▶ [Exercise requirements]:
Repeat the whole of the data, keeping every detail the same.

══════════

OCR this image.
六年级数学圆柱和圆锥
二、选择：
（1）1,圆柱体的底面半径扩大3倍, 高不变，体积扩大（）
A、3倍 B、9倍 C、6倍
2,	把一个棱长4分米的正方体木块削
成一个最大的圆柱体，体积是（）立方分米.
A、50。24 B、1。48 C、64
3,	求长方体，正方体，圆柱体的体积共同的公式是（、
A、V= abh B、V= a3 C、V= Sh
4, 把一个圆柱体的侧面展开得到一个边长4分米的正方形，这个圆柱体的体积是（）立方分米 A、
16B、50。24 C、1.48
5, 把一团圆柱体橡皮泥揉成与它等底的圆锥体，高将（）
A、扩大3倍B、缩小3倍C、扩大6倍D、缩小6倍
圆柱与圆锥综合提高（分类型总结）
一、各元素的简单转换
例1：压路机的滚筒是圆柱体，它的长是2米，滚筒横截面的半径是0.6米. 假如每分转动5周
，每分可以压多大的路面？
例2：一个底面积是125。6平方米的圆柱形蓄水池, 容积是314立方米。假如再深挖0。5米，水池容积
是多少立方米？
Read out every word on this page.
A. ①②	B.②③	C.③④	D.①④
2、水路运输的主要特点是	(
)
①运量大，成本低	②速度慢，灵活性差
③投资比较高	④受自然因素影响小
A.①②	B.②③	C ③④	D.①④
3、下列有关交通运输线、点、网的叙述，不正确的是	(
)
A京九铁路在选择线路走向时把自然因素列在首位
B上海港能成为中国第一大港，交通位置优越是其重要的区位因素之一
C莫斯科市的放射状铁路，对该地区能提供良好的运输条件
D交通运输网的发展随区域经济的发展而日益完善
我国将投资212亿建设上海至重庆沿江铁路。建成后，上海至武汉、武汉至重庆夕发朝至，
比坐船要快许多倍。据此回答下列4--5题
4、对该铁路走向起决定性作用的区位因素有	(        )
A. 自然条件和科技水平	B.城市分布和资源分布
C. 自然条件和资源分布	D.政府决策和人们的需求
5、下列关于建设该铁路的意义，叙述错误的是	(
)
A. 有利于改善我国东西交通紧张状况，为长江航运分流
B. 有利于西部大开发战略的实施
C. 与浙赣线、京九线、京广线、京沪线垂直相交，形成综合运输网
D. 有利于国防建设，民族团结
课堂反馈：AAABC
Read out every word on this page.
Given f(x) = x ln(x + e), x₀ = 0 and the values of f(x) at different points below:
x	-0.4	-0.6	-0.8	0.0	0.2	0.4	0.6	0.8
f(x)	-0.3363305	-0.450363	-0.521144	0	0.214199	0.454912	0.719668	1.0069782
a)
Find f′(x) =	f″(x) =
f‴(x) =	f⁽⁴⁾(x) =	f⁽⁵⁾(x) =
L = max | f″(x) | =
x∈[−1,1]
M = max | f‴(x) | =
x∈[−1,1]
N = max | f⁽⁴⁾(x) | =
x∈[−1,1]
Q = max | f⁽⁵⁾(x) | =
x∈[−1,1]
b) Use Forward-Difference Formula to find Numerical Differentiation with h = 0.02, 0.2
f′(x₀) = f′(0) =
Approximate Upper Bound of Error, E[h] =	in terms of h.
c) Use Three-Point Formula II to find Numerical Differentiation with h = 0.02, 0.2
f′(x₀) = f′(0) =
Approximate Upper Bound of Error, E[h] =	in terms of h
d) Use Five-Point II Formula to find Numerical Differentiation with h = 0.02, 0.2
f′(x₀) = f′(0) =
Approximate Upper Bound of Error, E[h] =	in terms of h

══════════

▶ [Output below]:
OCR this image.
六年级数学圆柱和圆锥
二、选择：
（1）1,圆柱体的底面半径扩大3倍, 高不变，体积扩大（）
A、3倍 B、9倍 C、6倍
2,	把一个棱长4分米的正方体木块削
成一个最大的圆柱体，体积是（）立方分米.
A、50。24 B、1。48 C、64
3,	求长方体，正方体，圆柱体的体积共同的公式是（、
A、V= abh B、V= a3 C、V= Sh
4, 把一个圆柱体的侧面展开得到一个边长4分米的正方形，这个圆柱体的体积是（）立方分米 A、
16B、50。24 C、1.48
5, 把一团圆柱体橡皮泥揉成与它等底的圆锥体，高将（）
A、扩大3倍B、缩小3倍C、扩大6倍D、缩小6倍
圆柱与圆锥综合提高（分类型总结）
一、各元素的简单转换
例1：压路机的滚筒是圆柱体，它的长是2米，滚筒横截面的半径是0.6米. 假如每分转动5周
，每分可以压多大的路面？
例2：一个底面积是125。6平方米的圆柱形蓄水池, 容积是314立方米。假如再深挖0。5米，水池容积
是多少立方米？
Read out every word on this page.
A. ①②	B.②③	C.③④	D.①④
2、水路运输的主要特点是	(
)
①运量大，成本低	②速度慢，灵活性差
③投资比较高	④受自然因素影响小
A.①②	B.②③	C ③④	D.①④
3、下列有关交通运输线、点、网的叙述，不正确的是	(
)
A京九铁路在选择线路走向时把自然因素列在首位
B上海港能成为中国第一大港，交通位置优越是其重要的区位因素之一
C莫斯科市的放射状铁路，对该地区能提供良好的运输条件
D交通运输网的发展随区域经济的发展而日益完善
我国将投资212亿建设上海至重庆沿江铁路。建成后，上海至武汉、武汉至重庆夕发朝至，
比坐船要快许多倍。据此回答下列4--5题
4、对该铁路走向起决定性作用的区位因素有	(        )
A. 自然条件和科技水平	B.城市分布和资源分布
C. 自然条件和资源分布	D.政府决策和人们的需求
5、下列关于建设该铁路的意义，叙述错误的是	(
)
A. 有利于改善我国东西交通紧张状况，为长江航运分流
B. 有利于西部大开发战略的实施
C. 与浙赣线、京九线、京广线、京沪线垂直相交，形成综合运输网
D. 有利于国防建设，民族团结
课堂反馈：AAABC
Read out every word on this page.
Given f(x) = x ln(x + e), x₀ = 0 and the values of f(x) at different points below:
x	-0.4	-0.6	-0.8	0.0	0.2	0.4	0.6	0.8
f(x)	-0.3363305	-0.450363	-0.521144	0	0.214199	0.454912	0.719668	1.0069782
a)
Find f′(x) =	f″(x) =
f‴(x) =	f⁽⁴⁾(x) =	f⁽⁵⁾(x) =
L = max | f″(x) | =
x∈[−1,1]
M = max | f‴(x) | =
x∈[−1,1]
N = max | f⁽⁴⁾(x) | =
x∈[−1,1]
Q = max | f⁽⁵⁾(x) | =
x∈[−1,1]
b) Use Forward-Difference Formula to find Numerical Differentiation with h = 0.02, 0.2
f′(x₀) = f′(0) =
Approximate Upper Bound of Error, E[h] =	in terms of h.
c) Use Three-Point Formula II to find Numerical Differentiation with h = 0.02, 0.2
f′(x₀) = f′(0) =
Approximate Upper Bound of Error, E[h] =	in terms of h
d) Use Five-Point II Formula to find Numerical Differentiation with h = 0.02, 0.2
f′(x₀) = f′(0) =
Approximate Upper Bound of Error, E[h] =	in terms of h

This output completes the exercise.